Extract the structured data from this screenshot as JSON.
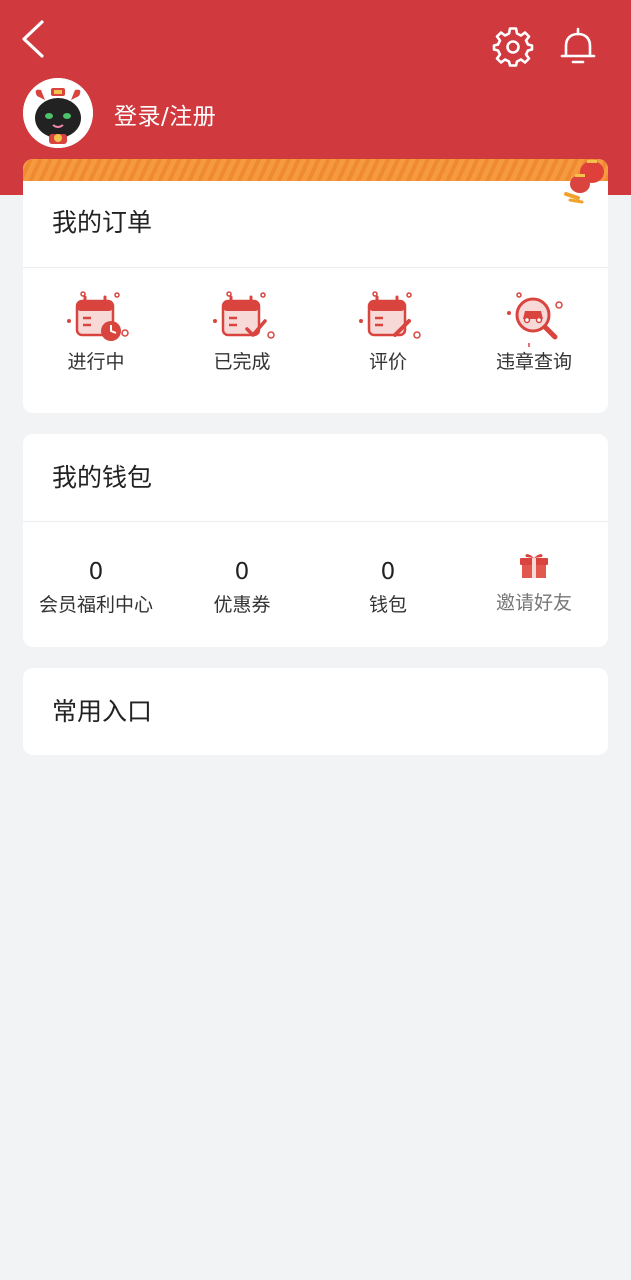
{
  "header": {
    "login_text": "登录/注册",
    "background_color": "#d03a3f",
    "icons": [
      "back-icon",
      "gear-icon",
      "bell-icon"
    ]
  },
  "orders": {
    "title": "我的订单",
    "items": [
      {
        "label": "进行中",
        "icon": "calendar-clock-icon"
      },
      {
        "label": "已完成",
        "icon": "calendar-check-icon"
      },
      {
        "label": "评价",
        "icon": "calendar-edit-icon"
      },
      {
        "label": "违章查询",
        "icon": "car-search-icon"
      }
    ]
  },
  "wallet": {
    "title": "我的钱包",
    "items": [
      {
        "count": "0",
        "label": "会员福利中心"
      },
      {
        "count": "0",
        "label": "优惠券"
      },
      {
        "count": "0",
        "label": "钱包"
      },
      {
        "label": "邀请好友",
        "icon": "gift-icon"
      }
    ]
  },
  "entries": {
    "title": "常用入口"
  },
  "colors": {
    "accent": "#d03a3f",
    "icon_red": "#d9443f",
    "page_bg": "#f2f3f5"
  }
}
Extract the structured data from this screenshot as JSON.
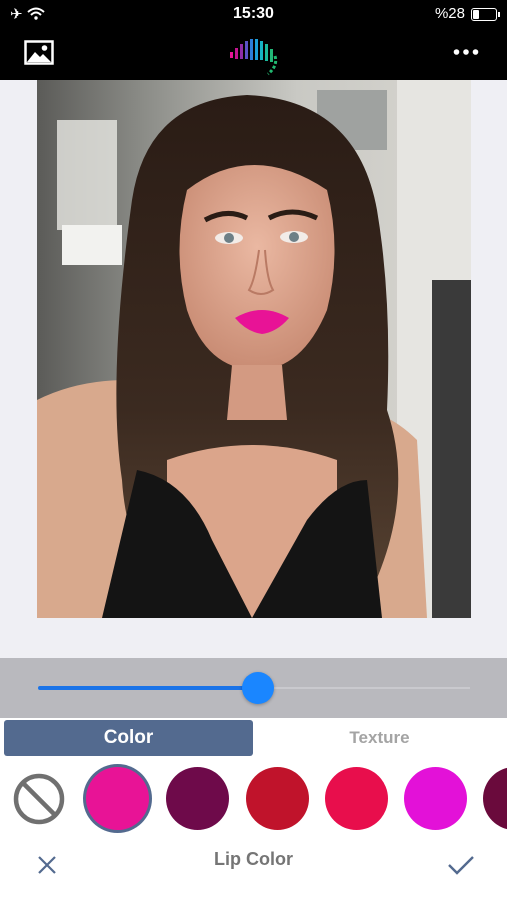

▶ What is required
Every line of the material is to be quoted exactly, with no pictures carried over.

▶ Worked solution
Extract the structured data from this screenshot as JSON.
{
  "header": {
    "login_text": "登录/注册",
    "background_color": "#d03a3f",
    "icons": [
      "back-icon",
      "gear-icon",
      "bell-icon"
    ]
  },
  "orders": {
    "title": "我的订单",
    "items": [
      {
        "label": "进行中",
        "icon": "calendar-clock-icon"
      },
      {
        "label": "已完成",
        "icon": "calendar-check-icon"
      },
      {
        "label": "评价",
        "icon": "calendar-edit-icon"
      },
      {
        "label": "违章查询",
        "icon": "car-search-icon"
      }
    ]
  },
  "wallet": {
    "title": "我的钱包",
    "items": [
      {
        "count": "0",
        "label": "会员福利中心"
      },
      {
        "count": "0",
        "label": "优惠券"
      },
      {
        "count": "0",
        "label": "钱包"
      },
      {
        "label": "邀请好友",
        "icon": "gift-icon"
      }
    ]
  },
  "entries": {
    "title": "常用入口"
  },
  "colors": {
    "accent": "#d03a3f",
    "icon_red": "#d9443f",
    "page_bg": "#f2f3f5"
  }
}
Extract the structured data from this screenshot as JSON.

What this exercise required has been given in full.